§ Your instructions: Only the number is wanted: how many lines hold the word "Contains"?

§ Raw records:
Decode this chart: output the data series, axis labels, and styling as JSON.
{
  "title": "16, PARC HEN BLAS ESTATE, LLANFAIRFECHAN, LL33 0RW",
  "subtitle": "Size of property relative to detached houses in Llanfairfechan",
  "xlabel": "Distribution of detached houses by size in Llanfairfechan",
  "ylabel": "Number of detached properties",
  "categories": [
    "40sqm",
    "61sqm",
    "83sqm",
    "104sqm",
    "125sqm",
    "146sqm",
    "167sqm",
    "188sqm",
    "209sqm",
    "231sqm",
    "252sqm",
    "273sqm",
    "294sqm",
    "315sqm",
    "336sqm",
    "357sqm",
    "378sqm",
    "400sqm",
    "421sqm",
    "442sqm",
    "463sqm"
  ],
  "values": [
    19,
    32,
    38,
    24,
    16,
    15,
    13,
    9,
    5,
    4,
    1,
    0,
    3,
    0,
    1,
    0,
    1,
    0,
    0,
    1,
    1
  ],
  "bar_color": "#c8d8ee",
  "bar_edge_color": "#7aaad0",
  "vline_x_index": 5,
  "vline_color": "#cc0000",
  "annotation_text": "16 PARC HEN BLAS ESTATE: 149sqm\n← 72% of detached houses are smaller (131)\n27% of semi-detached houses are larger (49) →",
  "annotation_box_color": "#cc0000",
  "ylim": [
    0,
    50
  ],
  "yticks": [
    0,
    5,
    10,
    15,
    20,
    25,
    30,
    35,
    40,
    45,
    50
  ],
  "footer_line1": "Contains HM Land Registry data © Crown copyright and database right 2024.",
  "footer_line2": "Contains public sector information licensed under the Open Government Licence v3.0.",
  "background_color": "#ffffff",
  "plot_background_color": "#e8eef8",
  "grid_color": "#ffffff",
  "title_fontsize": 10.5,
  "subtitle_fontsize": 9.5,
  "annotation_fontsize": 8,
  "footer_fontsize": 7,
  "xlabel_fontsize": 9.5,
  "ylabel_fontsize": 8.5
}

...

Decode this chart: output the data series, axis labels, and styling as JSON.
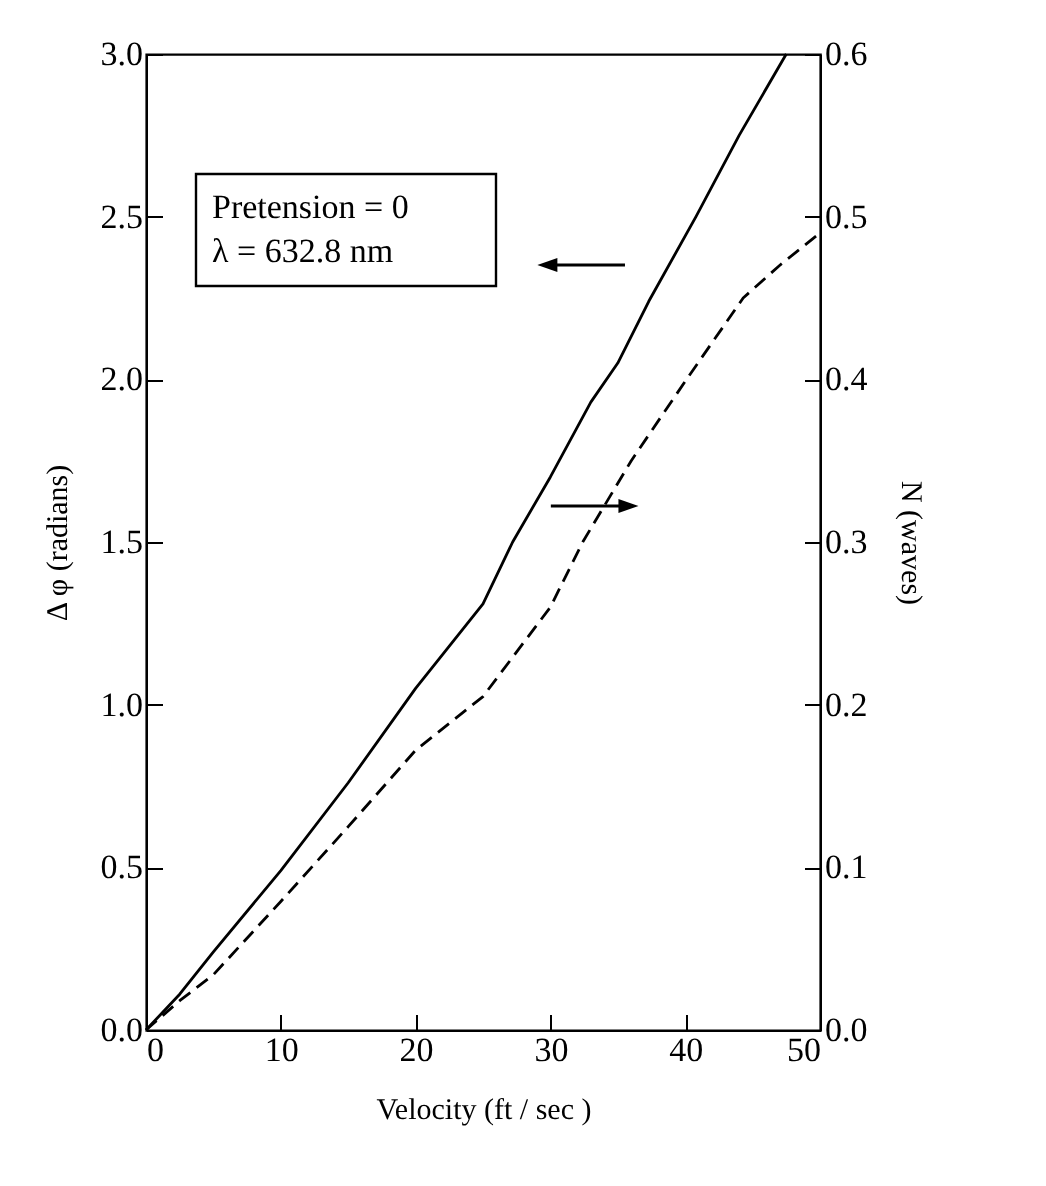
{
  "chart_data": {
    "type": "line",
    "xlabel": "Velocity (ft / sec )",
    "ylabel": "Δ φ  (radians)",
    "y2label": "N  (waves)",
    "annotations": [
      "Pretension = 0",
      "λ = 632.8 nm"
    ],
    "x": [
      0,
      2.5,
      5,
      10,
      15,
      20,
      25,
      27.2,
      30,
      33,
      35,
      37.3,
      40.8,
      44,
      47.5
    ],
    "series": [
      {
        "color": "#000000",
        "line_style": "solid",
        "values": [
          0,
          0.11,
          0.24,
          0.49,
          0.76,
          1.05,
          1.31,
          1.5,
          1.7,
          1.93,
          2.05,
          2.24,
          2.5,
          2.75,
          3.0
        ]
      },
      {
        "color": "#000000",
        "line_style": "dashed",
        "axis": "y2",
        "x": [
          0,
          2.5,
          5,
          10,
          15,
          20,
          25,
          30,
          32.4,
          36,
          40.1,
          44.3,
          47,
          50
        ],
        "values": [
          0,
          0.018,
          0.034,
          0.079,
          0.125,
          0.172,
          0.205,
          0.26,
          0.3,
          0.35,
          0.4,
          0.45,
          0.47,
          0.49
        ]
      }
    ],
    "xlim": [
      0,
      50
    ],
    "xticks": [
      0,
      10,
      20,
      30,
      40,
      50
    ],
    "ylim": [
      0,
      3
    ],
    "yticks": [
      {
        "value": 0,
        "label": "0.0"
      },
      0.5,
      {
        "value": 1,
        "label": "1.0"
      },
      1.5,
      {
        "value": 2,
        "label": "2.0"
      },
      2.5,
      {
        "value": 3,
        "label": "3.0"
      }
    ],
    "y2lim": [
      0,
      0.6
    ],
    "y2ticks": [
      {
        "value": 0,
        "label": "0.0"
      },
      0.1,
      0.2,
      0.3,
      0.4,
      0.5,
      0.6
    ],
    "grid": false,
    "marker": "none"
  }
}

§ Solution: 2